Element and coordinate listing:
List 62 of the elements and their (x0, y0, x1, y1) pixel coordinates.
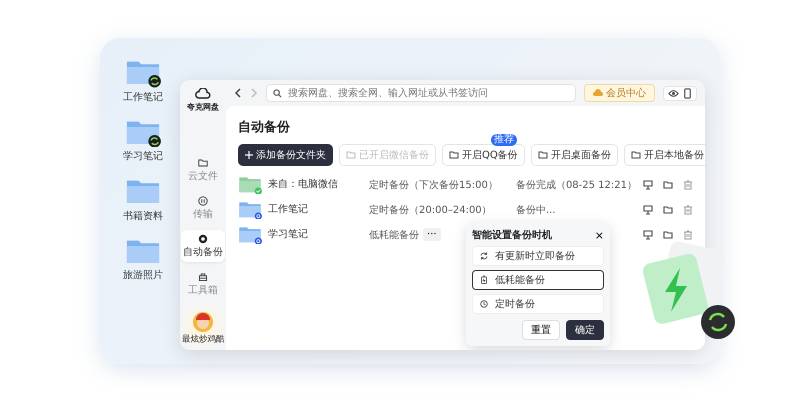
folder-icon (630, 151, 641, 159)
transfer-icon (197, 195, 209, 207)
confirm-button[interactable]: 确定 (566, 320, 604, 340)
folder-name: 学习笔记 (268, 228, 308, 242)
folder-icon (197, 157, 209, 169)
folder-icon (346, 151, 356, 159)
folder-icon[interactable] (663, 230, 673, 240)
close-button[interactable]: × (594, 228, 604, 242)
folder-label[interactable]: 书籍资料 (123, 208, 163, 223)
cloud-icon (593, 89, 603, 97)
folder-name: 来自：电脑微信 (268, 178, 338, 192)
backup-icon (197, 233, 209, 245)
toolbox-icon (197, 271, 209, 283)
folder-icon (238, 224, 262, 244)
popup-title: 智能设置备份时机 (472, 228, 552, 242)
recommend-badge: 推荐 (490, 134, 517, 146)
backup-status: 备份完成（08-25 12:21） (516, 180, 637, 190)
timing-option[interactable]: 定时备份 (472, 294, 604, 314)
folder-label[interactable]: 工作笔记 (123, 90, 163, 104)
phone-icon[interactable] (683, 88, 692, 98)
refresh-icon (479, 251, 489, 261)
trash-icon[interactable] (683, 230, 693, 240)
search-field[interactable]: 搜索网盘、搜索全网、输入网址或从书签访问 (266, 84, 576, 102)
user-name: 最炫炒鸡酷 (182, 334, 224, 345)
search-icon (273, 88, 282, 98)
folder-icon (238, 174, 262, 194)
member-center-button[interactable]: 会员中心 (584, 84, 655, 102)
folder-label[interactable]: 旅游照片 (123, 268, 163, 282)
clock-icon (479, 299, 489, 309)
monitor-icon[interactable] (643, 180, 653, 190)
backup-action-button[interactable]: 开启桌面备份 (530, 144, 618, 166)
folder-label[interactable]: 学习笔记 (123, 149, 163, 164)
folder-icon (238, 200, 262, 220)
timing-option[interactable]: 有更新时立即备份 (472, 246, 604, 266)
reset-button[interactable]: 重置 (522, 320, 560, 340)
monitor-icon[interactable] (643, 230, 653, 240)
backup-schedule: 定时备份（下次备份15:00） (369, 178, 498, 192)
backup-action-button[interactable]: 开启本地备份 (624, 144, 705, 166)
backup-action-button[interactable]: 开启QQ备份 (442, 144, 525, 166)
backup-status: 备份中... (516, 204, 556, 216)
page-title: 自动备份 (238, 119, 291, 136)
avatar-icon[interactable] (193, 312, 213, 332)
trash-icon[interactable] (683, 204, 693, 214)
backup-action-button[interactable]: 添加备份文件夹 (238, 144, 333, 166)
monitor-icon[interactable] (643, 204, 653, 214)
folder-icon[interactable] (663, 180, 673, 190)
sidebar-item[interactable]: 自动备份 (181, 230, 225, 262)
backup-schedule: 定时备份（20:00–24:00） (369, 204, 492, 216)
folder-icon (449, 151, 459, 159)
battery-icon (479, 275, 489, 285)
backup-schedule: 低耗能备份 (369, 228, 420, 242)
eye-icon[interactable] (668, 88, 679, 98)
app-logo-text: 夸克网盘 (187, 102, 219, 113)
folder-icon (538, 151, 548, 159)
plus-icon (245, 151, 253, 159)
trash-icon[interactable] (683, 180, 693, 190)
back-icon[interactable] (234, 88, 242, 98)
folder-name: 工作笔记 (268, 203, 308, 216)
folder-icon[interactable] (663, 204, 673, 214)
more-button[interactable]: ··· (423, 228, 441, 241)
cloud-logo-icon (195, 88, 211, 100)
timing-option[interactable]: 低耗能备份 (472, 270, 604, 290)
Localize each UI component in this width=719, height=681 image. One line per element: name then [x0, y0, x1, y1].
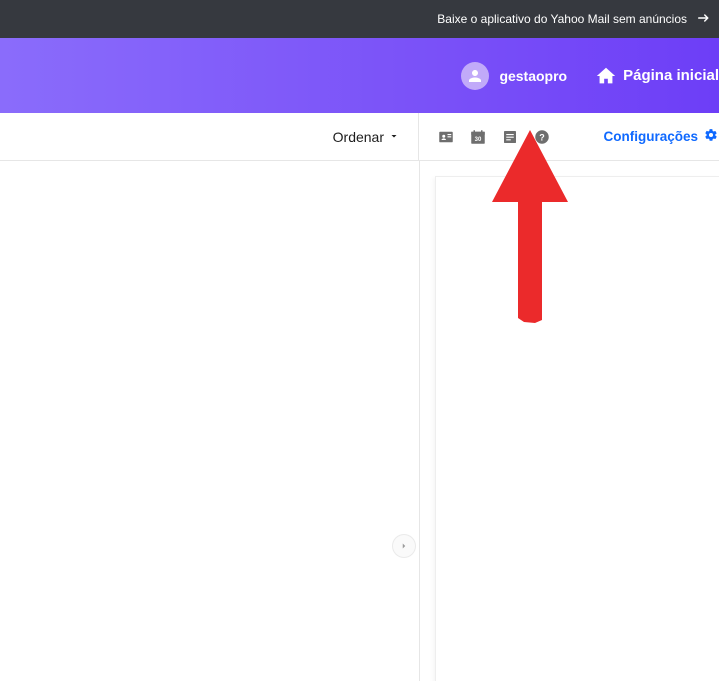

* TO DO *
Rewrite the lines of the listing from the one holding "folder-icon (630, 151, 641, 159)" through the one holding "backup-status: 备份完成（08-25 12:21）", inclusive, with "backup-icon" swapped for "save-icon" and everything else left unchanged.

* WRITTEN SOLUTION *
folder-icon (630, 151, 641, 159)
transfer-icon (197, 195, 209, 207)
confirm-button[interactable]: 确定 (566, 320, 604, 340)
folder-name: 学习笔记 (268, 228, 308, 242)
folder-icon (197, 157, 209, 169)
folder-icon (346, 151, 356, 159)
folder-icon[interactable] (663, 230, 673, 240)
close-button[interactable]: × (594, 228, 604, 242)
folder-label[interactable]: 书籍资料 (123, 208, 163, 223)
cloud-icon (593, 89, 603, 97)
folder-name: 来自：电脑微信 (268, 178, 338, 192)
save-icon (197, 233, 209, 245)
toolbox-icon (197, 271, 209, 283)
folder-icon (238, 224, 262, 244)
popup-title: 智能设置备份时机 (472, 228, 552, 242)
recommend-badge: 推荐 (490, 134, 517, 146)
backup-status: 备份完成（08-25 12:21） (516, 180, 637, 190)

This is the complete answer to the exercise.